[START OF Excerpted data]

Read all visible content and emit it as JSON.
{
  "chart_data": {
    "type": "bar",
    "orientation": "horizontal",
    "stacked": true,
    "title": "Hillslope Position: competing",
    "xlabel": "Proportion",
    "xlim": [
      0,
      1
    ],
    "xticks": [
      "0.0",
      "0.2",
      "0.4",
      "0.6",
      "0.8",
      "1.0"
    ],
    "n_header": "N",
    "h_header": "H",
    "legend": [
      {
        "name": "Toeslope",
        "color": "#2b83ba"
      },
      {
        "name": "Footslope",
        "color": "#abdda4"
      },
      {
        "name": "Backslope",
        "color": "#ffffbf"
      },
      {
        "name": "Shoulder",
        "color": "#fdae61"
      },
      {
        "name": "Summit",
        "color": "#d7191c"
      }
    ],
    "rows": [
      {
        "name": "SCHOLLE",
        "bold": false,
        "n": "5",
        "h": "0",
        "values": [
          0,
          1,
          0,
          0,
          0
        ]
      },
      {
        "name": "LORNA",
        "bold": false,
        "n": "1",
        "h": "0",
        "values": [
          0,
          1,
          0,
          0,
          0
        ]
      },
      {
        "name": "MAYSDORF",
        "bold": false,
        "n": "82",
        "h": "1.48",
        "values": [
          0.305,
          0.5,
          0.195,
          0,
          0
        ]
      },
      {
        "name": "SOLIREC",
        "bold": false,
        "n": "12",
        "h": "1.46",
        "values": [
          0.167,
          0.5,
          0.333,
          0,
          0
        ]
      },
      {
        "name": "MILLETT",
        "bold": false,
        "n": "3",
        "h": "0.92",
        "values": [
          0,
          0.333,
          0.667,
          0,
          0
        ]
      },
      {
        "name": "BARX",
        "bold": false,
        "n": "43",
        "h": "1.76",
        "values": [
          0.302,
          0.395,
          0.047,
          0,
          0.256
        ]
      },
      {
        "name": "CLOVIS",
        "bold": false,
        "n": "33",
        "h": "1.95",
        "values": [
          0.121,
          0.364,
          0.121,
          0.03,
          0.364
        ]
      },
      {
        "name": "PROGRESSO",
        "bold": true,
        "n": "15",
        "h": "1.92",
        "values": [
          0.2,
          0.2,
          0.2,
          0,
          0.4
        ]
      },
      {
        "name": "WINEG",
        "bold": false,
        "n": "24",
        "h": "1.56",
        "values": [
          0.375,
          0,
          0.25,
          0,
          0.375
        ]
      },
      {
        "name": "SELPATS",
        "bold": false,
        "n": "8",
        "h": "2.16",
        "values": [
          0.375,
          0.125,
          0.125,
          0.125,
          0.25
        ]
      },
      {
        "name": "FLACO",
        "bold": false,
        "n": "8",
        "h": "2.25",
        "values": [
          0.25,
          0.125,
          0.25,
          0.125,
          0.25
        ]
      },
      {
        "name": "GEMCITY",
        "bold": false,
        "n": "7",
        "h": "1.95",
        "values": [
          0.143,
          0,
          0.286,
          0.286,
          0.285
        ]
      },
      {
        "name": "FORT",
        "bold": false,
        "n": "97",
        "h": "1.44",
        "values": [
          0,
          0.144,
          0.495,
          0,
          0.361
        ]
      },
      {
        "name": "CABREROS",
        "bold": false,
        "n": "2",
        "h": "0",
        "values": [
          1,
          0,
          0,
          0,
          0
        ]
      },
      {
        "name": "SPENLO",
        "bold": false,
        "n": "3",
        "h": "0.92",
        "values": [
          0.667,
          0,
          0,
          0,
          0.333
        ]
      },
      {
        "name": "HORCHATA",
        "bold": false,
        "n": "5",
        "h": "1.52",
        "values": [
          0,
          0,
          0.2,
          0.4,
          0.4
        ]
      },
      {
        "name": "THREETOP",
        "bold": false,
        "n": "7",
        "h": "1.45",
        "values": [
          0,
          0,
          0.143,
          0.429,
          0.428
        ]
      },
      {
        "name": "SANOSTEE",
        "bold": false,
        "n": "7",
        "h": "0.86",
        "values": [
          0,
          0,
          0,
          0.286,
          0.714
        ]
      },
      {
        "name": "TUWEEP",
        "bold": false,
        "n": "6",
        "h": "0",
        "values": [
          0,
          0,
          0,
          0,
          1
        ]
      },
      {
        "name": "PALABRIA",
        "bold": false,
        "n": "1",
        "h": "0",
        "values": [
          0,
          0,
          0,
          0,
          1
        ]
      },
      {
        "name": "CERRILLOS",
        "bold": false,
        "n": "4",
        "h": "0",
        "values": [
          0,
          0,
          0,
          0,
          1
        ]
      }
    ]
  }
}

[END OF Excerpted data]

Work required => Set down every record above exactly as given.

Full response =>
Read all visible content and emit it as JSON.
{
  "chart_data": {
    "type": "bar",
    "orientation": "horizontal",
    "stacked": true,
    "title": "Hillslope Position: competing",
    "xlabel": "Proportion",
    "xlim": [
      0,
      1
    ],
    "xticks": [
      "0.0",
      "0.2",
      "0.4",
      "0.6",
      "0.8",
      "1.0"
    ],
    "n_header": "N",
    "h_header": "H",
    "legend": [
      {
        "name": "Toeslope",
        "color": "#2b83ba"
      },
      {
        "name": "Footslope",
        "color": "#abdda4"
      },
      {
        "name": "Backslope",
        "color": "#ffffbf"
      },
      {
        "name": "Shoulder",
        "color": "#fdae61"
      },
      {
        "name": "Summit",
        "color": "#d7191c"
      }
    ],
    "rows": [
      {
        "name": "SCHOLLE",
        "bold": false,
        "n": "5",
        "h": "0",
        "values": [
          0,
          1,
          0,
          0,
          0
        ]
      },
      {
        "name": "LORNA",
        "bold": false,
        "n": "1",
        "h": "0",
        "values": [
          0,
          1,
          0,
          0,
          0
        ]
      },
      {
        "name": "MAYSDORF",
        "bold": false,
        "n": "82",
        "h": "1.48",
        "values": [
          0.305,
          0.5,
          0.195,
          0,
          0
        ]
      },
      {
        "name": "SOLIREC",
        "bold": false,
        "n": "12",
        "h": "1.46",
        "values": [
          0.167,
          0.5,
          0.333,
          0,
          0
        ]
      },
      {
        "name": "MILLETT",
        "bold": false,
        "n": "3",
        "h": "0.92",
        "values": [
          0,
          0.333,
          0.667,
          0,
          0
        ]
      },
      {
        "name": "BARX",
        "bold": false,
        "n": "43",
        "h": "1.76",
        "values": [
          0.302,
          0.395,
          0.047,
          0,
          0.256
        ]
      },
      {
        "name": "CLOVIS",
        "bold": false,
        "n": "33",
        "h": "1.95",
        "values": [
          0.121,
          0.364,
          0.121,
          0.03,
          0.364
        ]
      },
      {
        "name": "PROGRESSO",
        "bold": true,
        "n": "15",
        "h": "1.92",
        "values": [
          0.2,
          0.2,
          0.2,
          0,
          0.4
        ]
      },
      {
        "name": "WINEG",
        "bold": false,
        "n": "24",
        "h": "1.56",
        "values": [
          0.375,
          0,
          0.25,
          0,
          0.375
        ]
      },
      {
        "name": "SELPATS",
        "bold": false,
        "n": "8",
        "h": "2.16",
        "values": [
          0.375,
          0.125,
          0.125,
          0.125,
          0.25
        ]
      },
      {
        "name": "FLACO",
        "bold": false,
        "n": "8",
        "h": "2.25",
        "values": [
          0.25,
          0.125,
          0.25,
          0.125,
          0.25
        ]
      },
      {
        "name": "GEMCITY",
        "bold": false,
        "n": "7",
        "h": "1.95",
        "values": [
          0.143,
          0,
          0.286,
          0.286,
          0.285
        ]
      },
      {
        "name": "FORT",
        "bold": false,
        "n": "97",
        "h": "1.44",
        "values": [
          0,
          0.144,
          0.495,
          0,
          0.361
        ]
      },
      {
        "name": "CABREROS",
        "bold": false,
        "n": "2",
        "h": "0",
        "values": [
          1,
          0,
          0,
          0,
          0
        ]
      },
      {
        "name": "SPENLO",
        "bold": false,
        "n": "3",
        "h": "0.92",
        "values": [
          0.667,
          0,
          0,
          0,
          0.333
        ]
      },
      {
        "name": "HORCHATA",
        "bold": false,
        "n": "5",
        "h": "1.52",
        "values": [
          0,
          0,
          0.2,
          0.4,
          0.4
        ]
      },
      {
        "name": "THREETOP",
        "bold": false,
        "n": "7",
        "h": "1.45",
        "values": [
          0,
          0,
          0.143,
          0.429,
          0.428
        ]
      },
      {
        "name": "SANOSTEE",
        "bold": false,
        "n": "7",
        "h": "0.86",
        "values": [
          0,
          0,
          0,
          0.286,
          0.714
        ]
      },
      {
        "name": "TUWEEP",
        "bold": false,
        "n": "6",
        "h": "0",
        "values": [
          0,
          0,
          0,
          0,
          1
        ]
      },
      {
        "name": "PALABRIA",
        "bold": false,
        "n": "1",
        "h": "0",
        "values": [
          0,
          0,
          0,
          0,
          1
        ]
      },
      {
        "name": "CERRILLOS",
        "bold": false,
        "n": "4",
        "h": "0",
        "values": [
          0,
          0,
          0,
          0,
          1
        ]
      }
    ]
  }
}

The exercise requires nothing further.